### SHORT TASK
Pictures excluded, retype the lines from the one containing "Convert this screenshot" through the last line of the data below, both included.

Data items
╔══
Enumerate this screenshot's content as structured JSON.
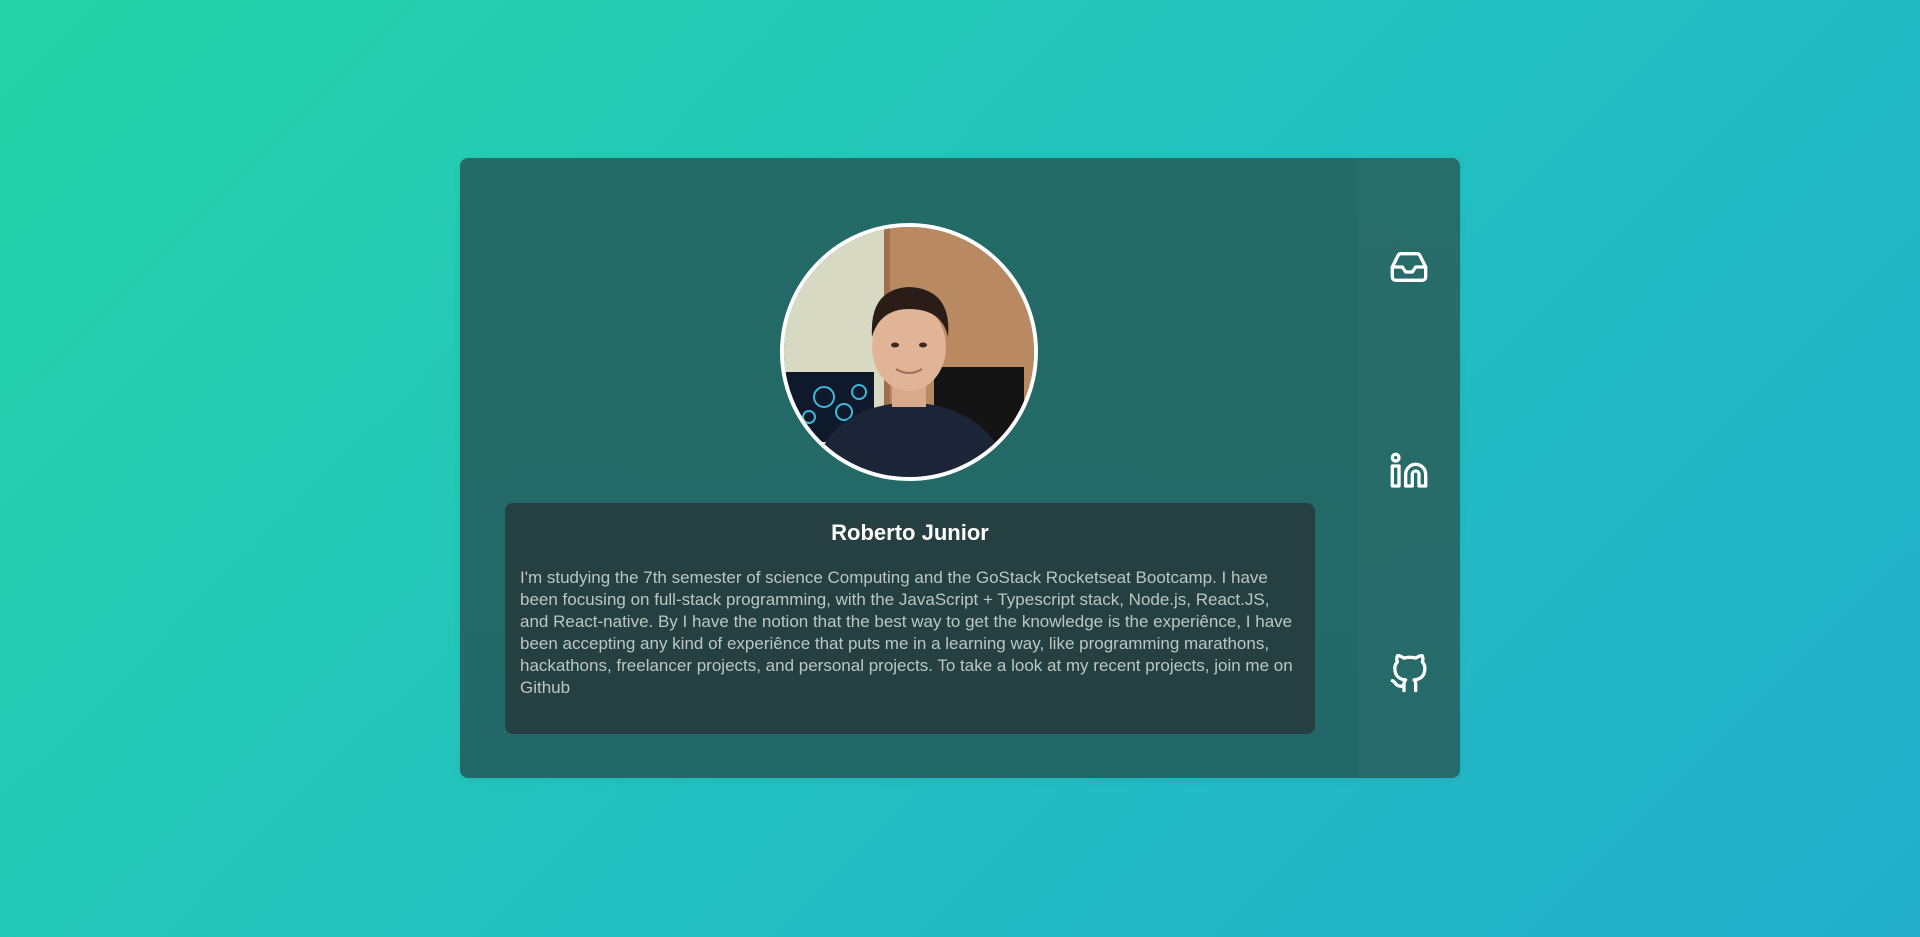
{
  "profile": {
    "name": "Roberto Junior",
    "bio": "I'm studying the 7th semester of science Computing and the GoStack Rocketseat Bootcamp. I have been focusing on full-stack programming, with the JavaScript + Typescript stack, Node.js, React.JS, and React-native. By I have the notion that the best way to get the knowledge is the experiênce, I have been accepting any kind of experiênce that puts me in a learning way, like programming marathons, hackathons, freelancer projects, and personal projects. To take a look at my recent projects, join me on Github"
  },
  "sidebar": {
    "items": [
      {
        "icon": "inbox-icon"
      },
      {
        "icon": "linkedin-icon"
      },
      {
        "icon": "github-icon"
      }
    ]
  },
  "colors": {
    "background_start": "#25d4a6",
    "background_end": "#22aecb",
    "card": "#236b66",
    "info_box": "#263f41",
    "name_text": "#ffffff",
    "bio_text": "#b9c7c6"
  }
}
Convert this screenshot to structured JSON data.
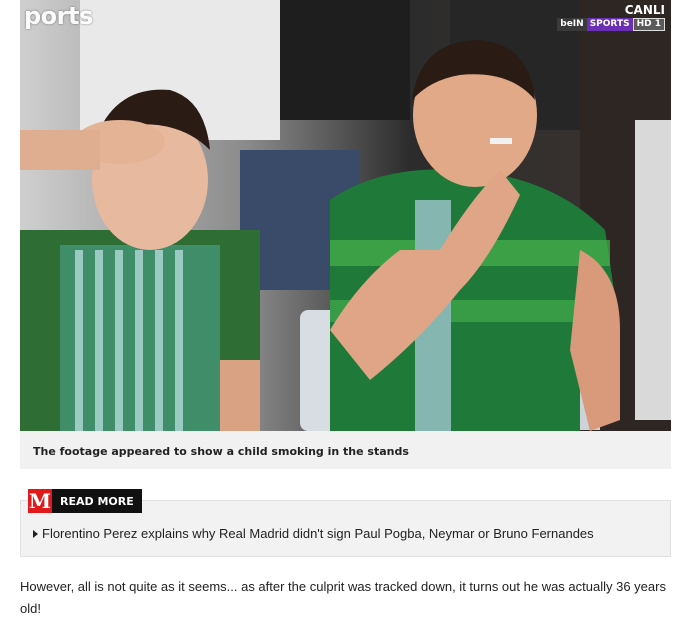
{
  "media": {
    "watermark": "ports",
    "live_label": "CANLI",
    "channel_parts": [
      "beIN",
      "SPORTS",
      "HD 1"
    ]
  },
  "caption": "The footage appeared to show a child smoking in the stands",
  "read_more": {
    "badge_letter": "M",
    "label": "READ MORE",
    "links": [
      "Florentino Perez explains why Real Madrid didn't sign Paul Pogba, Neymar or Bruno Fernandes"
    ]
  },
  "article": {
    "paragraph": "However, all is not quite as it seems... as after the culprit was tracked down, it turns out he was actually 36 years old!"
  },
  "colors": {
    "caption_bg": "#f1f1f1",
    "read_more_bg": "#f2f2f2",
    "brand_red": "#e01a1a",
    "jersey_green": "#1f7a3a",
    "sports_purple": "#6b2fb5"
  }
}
╚══
### EXERCISE RESPONSE
Convert this screenshot to structured JSON data.
{
  "media": {
    "watermark": "ports",
    "live_label": "CANLI",
    "channel_parts": [
      "beIN",
      "SPORTS",
      "HD 1"
    ]
  },
  "caption": "The footage appeared to show a child smoking in the stands",
  "read_more": {
    "badge_letter": "M",
    "label": "READ MORE",
    "links": [
      "Florentino Perez explains why Real Madrid didn't sign Paul Pogba, Neymar or Bruno Fernandes"
    ]
  },
  "article": {
    "paragraph": "However, all is not quite as it seems... as after the culprit was tracked down, it turns out he was actually 36 years old!"
  },
  "colors": {
    "caption_bg": "#f1f1f1",
    "read_more_bg": "#f2f2f2",
    "brand_red": "#e01a1a",
    "jersey_green": "#1f7a3a",
    "sports_purple": "#6b2fb5"
  }
}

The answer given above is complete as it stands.